── Supplied data

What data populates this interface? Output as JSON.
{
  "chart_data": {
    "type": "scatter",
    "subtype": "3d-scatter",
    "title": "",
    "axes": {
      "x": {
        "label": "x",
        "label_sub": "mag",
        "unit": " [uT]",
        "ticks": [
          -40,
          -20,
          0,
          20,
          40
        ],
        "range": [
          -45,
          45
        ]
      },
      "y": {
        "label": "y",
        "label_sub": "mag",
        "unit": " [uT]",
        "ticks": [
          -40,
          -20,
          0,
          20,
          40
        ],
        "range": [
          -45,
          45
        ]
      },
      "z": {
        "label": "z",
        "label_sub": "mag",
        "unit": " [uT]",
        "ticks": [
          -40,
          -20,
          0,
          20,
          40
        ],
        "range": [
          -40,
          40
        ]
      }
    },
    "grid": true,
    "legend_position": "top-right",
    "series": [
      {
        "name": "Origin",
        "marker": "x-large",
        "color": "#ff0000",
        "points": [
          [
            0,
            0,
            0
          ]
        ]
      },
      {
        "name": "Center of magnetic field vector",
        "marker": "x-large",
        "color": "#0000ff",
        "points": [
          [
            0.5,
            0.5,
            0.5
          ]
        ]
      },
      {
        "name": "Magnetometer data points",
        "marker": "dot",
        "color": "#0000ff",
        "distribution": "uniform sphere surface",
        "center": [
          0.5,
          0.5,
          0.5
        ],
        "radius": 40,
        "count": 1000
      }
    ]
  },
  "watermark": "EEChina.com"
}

────

* [Do this]
Repeat the data above, word for word.

* [Correct response]
What data populates this interface? Output as JSON.
{
  "chart_data": {
    "type": "scatter",
    "subtype": "3d-scatter",
    "title": "",
    "axes": {
      "x": {
        "label": "x",
        "label_sub": "mag",
        "unit": " [uT]",
        "ticks": [
          -40,
          -20,
          0,
          20,
          40
        ],
        "range": [
          -45,
          45
        ]
      },
      "y": {
        "label": "y",
        "label_sub": "mag",
        "unit": " [uT]",
        "ticks": [
          -40,
          -20,
          0,
          20,
          40
        ],
        "range": [
          -45,
          45
        ]
      },
      "z": {
        "label": "z",
        "label_sub": "mag",
        "unit": " [uT]",
        "ticks": [
          -40,
          -20,
          0,
          20,
          40
        ],
        "range": [
          -40,
          40
        ]
      }
    },
    "grid": true,
    "legend_position": "top-right",
    "series": [
      {
        "name": "Origin",
        "marker": "x-large",
        "color": "#ff0000",
        "points": [
          [
            0,
            0,
            0
          ]
        ]
      },
      {
        "name": "Center of magnetic field vector",
        "marker": "x-large",
        "color": "#0000ff",
        "points": [
          [
            0.5,
            0.5,
            0.5
          ]
        ]
      },
      {
        "name": "Magnetometer data points",
        "marker": "dot",
        "color": "#0000ff",
        "distribution": "uniform sphere surface",
        "center": [
          0.5,
          0.5,
          0.5
        ],
        "radius": 40,
        "count": 1000
      }
    ]
  },
  "watermark": "EEChina.com"
}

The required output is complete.